■ **Exercise**: Nothing may be dropped or altered: reproduce all the data.
┄┄┄┄┄┄┄┄┄┄
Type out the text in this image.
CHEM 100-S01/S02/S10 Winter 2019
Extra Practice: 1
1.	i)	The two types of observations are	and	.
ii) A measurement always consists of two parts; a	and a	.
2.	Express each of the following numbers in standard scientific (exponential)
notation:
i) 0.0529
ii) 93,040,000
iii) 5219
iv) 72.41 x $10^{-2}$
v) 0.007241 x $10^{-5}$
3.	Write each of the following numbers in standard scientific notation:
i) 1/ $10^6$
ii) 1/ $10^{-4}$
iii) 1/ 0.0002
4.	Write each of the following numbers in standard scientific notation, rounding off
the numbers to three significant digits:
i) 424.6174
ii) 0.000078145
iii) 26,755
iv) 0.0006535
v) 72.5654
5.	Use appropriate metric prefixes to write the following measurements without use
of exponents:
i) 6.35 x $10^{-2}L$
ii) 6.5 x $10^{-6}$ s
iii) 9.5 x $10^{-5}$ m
┄┄┄┄┄┄┄┄┄┄
■ **Answer to the exercise**:
Type out the text in this image.
CHEM 100-S01/S02/S10 Winter 2019
Extra Practice: 1
1.	i)	The two types of observations are	and	.
ii) A measurement always consists of two parts; a	and a	.
2.	Express each of the following numbers in standard scientific (exponential)
notation:
i) 0.0529
ii) 93,040,000
iii) 5219
iv) 72.41 x $10^{-2}$
v) 0.007241 x $10^{-5}$
3.	Write each of the following numbers in standard scientific notation:
i) 1/ $10^6$
ii) 1/ $10^{-4}$
iii) 1/ 0.0002
4.	Write each of the following numbers in standard scientific notation, rounding off
the numbers to three significant digits:
i) 424.6174
ii) 0.000078145
iii) 26,755
iv) 0.0006535
v) 72.5654
5.	Use appropriate metric prefixes to write the following measurements without use
of exponents:
i) 6.35 x $10^{-2}L$
ii) 6.5 x $10^{-6}$ s
iii) 9.5 x $10^{-5}$ m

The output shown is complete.